GIVEN ENTRIES:
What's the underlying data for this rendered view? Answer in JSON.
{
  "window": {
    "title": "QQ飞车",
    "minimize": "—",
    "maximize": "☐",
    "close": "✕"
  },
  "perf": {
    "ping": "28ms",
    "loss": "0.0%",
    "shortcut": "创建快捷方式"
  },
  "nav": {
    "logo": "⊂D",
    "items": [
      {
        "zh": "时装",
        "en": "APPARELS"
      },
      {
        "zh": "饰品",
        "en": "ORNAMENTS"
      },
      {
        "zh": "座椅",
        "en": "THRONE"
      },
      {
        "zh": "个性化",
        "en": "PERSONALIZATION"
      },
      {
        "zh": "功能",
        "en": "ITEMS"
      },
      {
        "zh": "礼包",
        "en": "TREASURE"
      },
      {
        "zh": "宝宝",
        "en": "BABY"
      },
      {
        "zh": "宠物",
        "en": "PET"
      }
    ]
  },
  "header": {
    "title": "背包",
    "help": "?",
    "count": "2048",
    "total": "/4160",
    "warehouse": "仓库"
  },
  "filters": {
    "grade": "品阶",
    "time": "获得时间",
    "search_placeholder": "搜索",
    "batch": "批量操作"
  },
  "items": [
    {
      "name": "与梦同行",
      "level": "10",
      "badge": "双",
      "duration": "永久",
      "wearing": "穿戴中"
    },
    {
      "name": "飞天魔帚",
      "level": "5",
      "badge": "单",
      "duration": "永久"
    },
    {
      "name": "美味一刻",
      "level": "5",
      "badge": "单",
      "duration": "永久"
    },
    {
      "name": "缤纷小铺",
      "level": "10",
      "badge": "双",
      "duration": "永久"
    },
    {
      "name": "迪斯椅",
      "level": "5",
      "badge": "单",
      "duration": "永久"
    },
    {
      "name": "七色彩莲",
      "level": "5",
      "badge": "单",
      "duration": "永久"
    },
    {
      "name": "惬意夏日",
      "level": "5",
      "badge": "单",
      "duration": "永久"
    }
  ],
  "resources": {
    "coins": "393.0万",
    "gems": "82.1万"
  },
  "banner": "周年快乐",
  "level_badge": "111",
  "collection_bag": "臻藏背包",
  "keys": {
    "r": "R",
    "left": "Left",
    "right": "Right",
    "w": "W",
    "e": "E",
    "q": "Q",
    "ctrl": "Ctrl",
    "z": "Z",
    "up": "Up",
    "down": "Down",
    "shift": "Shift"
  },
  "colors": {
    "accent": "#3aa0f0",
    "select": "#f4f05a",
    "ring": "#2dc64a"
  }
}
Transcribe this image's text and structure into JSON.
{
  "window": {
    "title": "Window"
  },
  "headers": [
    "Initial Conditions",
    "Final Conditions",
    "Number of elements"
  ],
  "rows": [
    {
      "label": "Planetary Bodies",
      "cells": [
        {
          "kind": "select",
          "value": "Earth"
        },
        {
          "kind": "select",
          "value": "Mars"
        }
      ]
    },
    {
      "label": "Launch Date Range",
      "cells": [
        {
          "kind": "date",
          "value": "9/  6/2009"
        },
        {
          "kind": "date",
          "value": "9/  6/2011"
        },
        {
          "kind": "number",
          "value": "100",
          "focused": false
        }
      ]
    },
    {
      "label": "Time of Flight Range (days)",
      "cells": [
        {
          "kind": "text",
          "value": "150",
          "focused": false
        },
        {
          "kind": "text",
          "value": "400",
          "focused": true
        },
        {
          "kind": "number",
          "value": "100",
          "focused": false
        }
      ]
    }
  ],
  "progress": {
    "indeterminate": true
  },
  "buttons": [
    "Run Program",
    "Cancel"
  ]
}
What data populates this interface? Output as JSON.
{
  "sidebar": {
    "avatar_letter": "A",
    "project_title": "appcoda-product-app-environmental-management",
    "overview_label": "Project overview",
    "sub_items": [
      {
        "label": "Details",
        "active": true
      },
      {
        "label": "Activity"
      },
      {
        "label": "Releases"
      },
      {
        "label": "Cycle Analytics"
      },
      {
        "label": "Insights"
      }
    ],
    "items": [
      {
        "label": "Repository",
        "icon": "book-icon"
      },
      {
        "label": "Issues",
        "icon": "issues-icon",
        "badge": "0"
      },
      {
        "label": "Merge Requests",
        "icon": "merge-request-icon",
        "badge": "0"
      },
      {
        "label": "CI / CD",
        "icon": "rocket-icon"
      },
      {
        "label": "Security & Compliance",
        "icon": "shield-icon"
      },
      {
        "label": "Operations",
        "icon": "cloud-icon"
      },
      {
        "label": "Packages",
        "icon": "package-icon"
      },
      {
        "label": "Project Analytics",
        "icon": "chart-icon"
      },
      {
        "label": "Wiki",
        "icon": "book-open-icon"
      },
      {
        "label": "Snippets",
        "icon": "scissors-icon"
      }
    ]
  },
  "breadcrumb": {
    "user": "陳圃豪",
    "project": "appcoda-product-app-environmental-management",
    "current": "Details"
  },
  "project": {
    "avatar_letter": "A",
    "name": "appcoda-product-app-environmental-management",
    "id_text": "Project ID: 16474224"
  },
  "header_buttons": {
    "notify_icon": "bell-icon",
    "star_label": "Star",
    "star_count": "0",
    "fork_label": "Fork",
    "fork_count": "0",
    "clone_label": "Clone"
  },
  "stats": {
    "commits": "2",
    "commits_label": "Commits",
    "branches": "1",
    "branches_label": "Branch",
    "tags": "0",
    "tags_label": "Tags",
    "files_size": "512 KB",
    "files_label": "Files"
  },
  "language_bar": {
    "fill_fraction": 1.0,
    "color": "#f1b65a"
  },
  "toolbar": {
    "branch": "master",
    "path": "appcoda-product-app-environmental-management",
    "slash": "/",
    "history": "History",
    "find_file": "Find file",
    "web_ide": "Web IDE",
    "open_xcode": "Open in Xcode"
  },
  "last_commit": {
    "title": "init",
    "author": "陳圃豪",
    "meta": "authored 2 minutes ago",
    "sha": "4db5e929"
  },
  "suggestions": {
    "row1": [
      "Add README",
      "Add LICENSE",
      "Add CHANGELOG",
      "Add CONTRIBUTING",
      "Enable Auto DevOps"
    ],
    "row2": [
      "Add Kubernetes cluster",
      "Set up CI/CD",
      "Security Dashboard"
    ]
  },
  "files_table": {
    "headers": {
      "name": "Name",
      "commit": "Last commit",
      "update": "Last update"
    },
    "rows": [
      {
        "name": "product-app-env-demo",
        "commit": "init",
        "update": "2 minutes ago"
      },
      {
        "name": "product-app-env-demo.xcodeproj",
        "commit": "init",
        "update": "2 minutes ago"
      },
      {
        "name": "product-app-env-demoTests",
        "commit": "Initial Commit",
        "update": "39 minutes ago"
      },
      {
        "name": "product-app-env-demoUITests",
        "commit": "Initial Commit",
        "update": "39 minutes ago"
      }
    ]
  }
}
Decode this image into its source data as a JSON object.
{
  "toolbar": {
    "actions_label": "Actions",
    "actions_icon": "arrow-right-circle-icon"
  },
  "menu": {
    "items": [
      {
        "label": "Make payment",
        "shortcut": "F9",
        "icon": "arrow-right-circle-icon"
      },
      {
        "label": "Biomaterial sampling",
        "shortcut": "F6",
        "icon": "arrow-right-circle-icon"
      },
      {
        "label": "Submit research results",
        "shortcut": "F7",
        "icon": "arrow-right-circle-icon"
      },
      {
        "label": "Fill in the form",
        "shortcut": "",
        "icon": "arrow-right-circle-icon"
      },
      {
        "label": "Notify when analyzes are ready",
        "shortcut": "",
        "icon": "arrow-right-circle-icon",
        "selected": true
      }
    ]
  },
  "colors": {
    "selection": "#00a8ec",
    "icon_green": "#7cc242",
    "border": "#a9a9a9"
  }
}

AIM OF THE TASK: Collect, from the material above, every line containing the word "environmental".

TASK SOLUTION:
    "project_title": "appcoda-product-app-environmental-management",
    "project": "appcoda-product-app-environmental-management",
    "name": "appcoda-product-app-environmental-management",
    "path": "appcoda-product-app-environmental-management",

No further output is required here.